** Start GIVEN ENTRIES **

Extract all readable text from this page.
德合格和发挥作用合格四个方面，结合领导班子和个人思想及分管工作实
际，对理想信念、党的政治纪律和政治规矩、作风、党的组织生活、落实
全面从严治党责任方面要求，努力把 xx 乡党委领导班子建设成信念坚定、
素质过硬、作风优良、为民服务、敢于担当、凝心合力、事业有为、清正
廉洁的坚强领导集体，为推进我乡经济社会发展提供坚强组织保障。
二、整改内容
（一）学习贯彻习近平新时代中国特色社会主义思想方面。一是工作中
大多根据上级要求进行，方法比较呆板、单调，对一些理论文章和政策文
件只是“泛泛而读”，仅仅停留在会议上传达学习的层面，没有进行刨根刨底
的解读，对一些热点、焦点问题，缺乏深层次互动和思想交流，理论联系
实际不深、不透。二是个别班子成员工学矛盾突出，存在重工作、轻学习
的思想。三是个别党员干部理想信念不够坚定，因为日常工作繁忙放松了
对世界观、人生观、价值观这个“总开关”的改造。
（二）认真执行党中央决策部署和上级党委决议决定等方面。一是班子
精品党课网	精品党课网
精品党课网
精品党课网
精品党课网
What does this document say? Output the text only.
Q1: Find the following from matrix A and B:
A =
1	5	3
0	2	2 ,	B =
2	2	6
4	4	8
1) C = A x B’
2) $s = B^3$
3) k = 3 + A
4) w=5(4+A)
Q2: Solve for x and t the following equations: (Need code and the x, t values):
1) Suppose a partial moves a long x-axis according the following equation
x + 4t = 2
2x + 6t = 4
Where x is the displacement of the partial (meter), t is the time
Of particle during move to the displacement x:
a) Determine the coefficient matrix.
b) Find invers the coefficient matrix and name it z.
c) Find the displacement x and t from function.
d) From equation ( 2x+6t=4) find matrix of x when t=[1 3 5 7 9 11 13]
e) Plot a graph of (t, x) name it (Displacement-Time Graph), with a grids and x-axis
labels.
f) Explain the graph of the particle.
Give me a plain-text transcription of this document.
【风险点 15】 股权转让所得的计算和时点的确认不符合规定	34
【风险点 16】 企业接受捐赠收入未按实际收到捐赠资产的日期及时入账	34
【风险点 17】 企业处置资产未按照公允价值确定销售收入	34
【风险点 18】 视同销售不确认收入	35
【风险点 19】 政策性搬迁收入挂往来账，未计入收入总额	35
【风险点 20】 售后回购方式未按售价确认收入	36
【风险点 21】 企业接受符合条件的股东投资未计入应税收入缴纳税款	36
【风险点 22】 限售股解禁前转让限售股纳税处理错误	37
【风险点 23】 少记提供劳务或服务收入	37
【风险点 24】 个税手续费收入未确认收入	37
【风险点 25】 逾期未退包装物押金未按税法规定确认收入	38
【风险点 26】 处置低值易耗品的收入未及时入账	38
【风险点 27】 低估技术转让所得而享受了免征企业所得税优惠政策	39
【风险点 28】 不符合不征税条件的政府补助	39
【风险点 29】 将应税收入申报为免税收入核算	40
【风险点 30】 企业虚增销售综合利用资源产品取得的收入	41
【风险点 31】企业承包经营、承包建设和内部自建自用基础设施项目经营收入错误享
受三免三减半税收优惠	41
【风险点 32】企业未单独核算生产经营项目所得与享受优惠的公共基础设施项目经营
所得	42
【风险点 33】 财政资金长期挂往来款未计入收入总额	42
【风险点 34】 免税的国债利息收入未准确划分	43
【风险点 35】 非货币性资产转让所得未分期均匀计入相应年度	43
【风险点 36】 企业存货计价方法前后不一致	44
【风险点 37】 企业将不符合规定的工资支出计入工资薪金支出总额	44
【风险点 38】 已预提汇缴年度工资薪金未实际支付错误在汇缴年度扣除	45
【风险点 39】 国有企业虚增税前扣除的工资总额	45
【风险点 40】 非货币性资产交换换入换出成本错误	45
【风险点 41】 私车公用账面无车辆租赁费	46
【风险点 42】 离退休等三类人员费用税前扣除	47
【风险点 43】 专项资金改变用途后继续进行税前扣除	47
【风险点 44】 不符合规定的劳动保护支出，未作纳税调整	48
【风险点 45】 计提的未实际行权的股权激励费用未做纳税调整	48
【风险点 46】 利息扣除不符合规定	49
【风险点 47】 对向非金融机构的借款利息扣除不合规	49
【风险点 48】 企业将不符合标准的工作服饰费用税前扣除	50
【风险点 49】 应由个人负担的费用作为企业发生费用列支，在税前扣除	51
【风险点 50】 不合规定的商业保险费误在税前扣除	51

** End GIVEN ENTRIES **

WHAT YOU WILL DO → Transcribe the entire listing above precisely.

TASK OUTPUT →
Extract all readable text from this page.
德合格和发挥作用合格四个方面，结合领导班子和个人思想及分管工作实
际，对理想信念、党的政治纪律和政治规矩、作风、党的组织生活、落实
全面从严治党责任方面要求，努力把 xx 乡党委领导班子建设成信念坚定、
素质过硬、作风优良、为民服务、敢于担当、凝心合力、事业有为、清正
廉洁的坚强领导集体，为推进我乡经济社会发展提供坚强组织保障。
二、整改内容
（一）学习贯彻习近平新时代中国特色社会主义思想方面。一是工作中
大多根据上级要求进行，方法比较呆板、单调，对一些理论文章和政策文
件只是“泛泛而读”，仅仅停留在会议上传达学习的层面，没有进行刨根刨底
的解读，对一些热点、焦点问题，缺乏深层次互动和思想交流，理论联系
实际不深、不透。二是个别班子成员工学矛盾突出，存在重工作、轻学习
的思想。三是个别党员干部理想信念不够坚定，因为日常工作繁忙放松了
对世界观、人生观、价值观这个“总开关”的改造。
（二）认真执行党中央决策部署和上级党委决议决定等方面。一是班子
精品党课网	精品党课网
精品党课网
精品党课网
精品党课网
What does this document say? Output the text only.
Q1: Find the following from matrix A and B:
A =
1	5	3
0	2	2 ,	B =
2	2	6
4	4	8
1) C = A x B’
2) $s = B^3$
3) k = 3 + A
4) w=5(4+A)
Q2: Solve for x and t the following equations: (Need code and the x, t values):
1) Suppose a partial moves a long x-axis according the following equation
x + 4t = 2
2x + 6t = 4
Where x is the displacement of the partial (meter), t is the time
Of particle during move to the displacement x:
a) Determine the coefficient matrix.
b) Find invers the coefficient matrix and name it z.
c) Find the displacement x and t from function.
d) From equation ( 2x+6t=4) find matrix of x when t=[1 3 5 7 9 11 13]
e) Plot a graph of (t, x) name it (Displacement-Time Graph), with a grids and x-axis
labels.
f) Explain the graph of the particle.
Give me a plain-text transcription of this document.
【风险点 15】 股权转让所得的计算和时点的确认不符合规定	34
【风险点 16】 企业接受捐赠收入未按实际收到捐赠资产的日期及时入账	34
【风险点 17】 企业处置资产未按照公允价值确定销售收入	34
【风险点 18】 视同销售不确认收入	35
【风险点 19】 政策性搬迁收入挂往来账，未计入收入总额	35
【风险点 20】 售后回购方式未按售价确认收入	36
【风险点 21】 企业接受符合条件的股东投资未计入应税收入缴纳税款	36
【风险点 22】 限售股解禁前转让限售股纳税处理错误	37
【风险点 23】 少记提供劳务或服务收入	37
【风险点 24】 个税手续费收入未确认收入	37
【风险点 25】 逾期未退包装物押金未按税法规定确认收入	38
【风险点 26】 处置低值易耗品的收入未及时入账	38
【风险点 27】 低估技术转让所得而享受了免征企业所得税优惠政策	39
【风险点 28】 不符合不征税条件的政府补助	39
【风险点 29】 将应税收入申报为免税收入核算	40
【风险点 30】 企业虚增销售综合利用资源产品取得的收入	41
【风险点 31】企业承包经营、承包建设和内部自建自用基础设施项目经营收入错误享
受三免三减半税收优惠	41
【风险点 32】企业未单独核算生产经营项目所得与享受优惠的公共基础设施项目经营
所得	42
【风险点 33】 财政资金长期挂往来款未计入收入总额	42
【风险点 34】 免税的国债利息收入未准确划分	43
【风险点 35】 非货币性资产转让所得未分期均匀计入相应年度	43
【风险点 36】 企业存货计价方法前后不一致	44
【风险点 37】 企业将不符合规定的工资支出计入工资薪金支出总额	44
【风险点 38】 已预提汇缴年度工资薪金未实际支付错误在汇缴年度扣除	45
【风险点 39】 国有企业虚增税前扣除的工资总额	45
【风险点 40】 非货币性资产交换换入换出成本错误	45
【风险点 41】 私车公用账面无车辆租赁费	46
【风险点 42】 离退休等三类人员费用税前扣除	47
【风险点 43】 专项资金改变用途后继续进行税前扣除	47
【风险点 44】 不符合规定的劳动保护支出，未作纳税调整	48
【风险点 45】 计提的未实际行权的股权激励费用未做纳税调整	48
【风险点 46】 利息扣除不符合规定	49
【风险点 47】 对向非金融机构的借款利息扣除不合规	49
【风险点 48】 企业将不符合标准的工作服饰费用税前扣除	50
【风险点 49】 应由个人负担的费用作为企业发生费用列支，在税前扣除	51
【风险点 50】 不合规定的商业保险费误在税前扣除	51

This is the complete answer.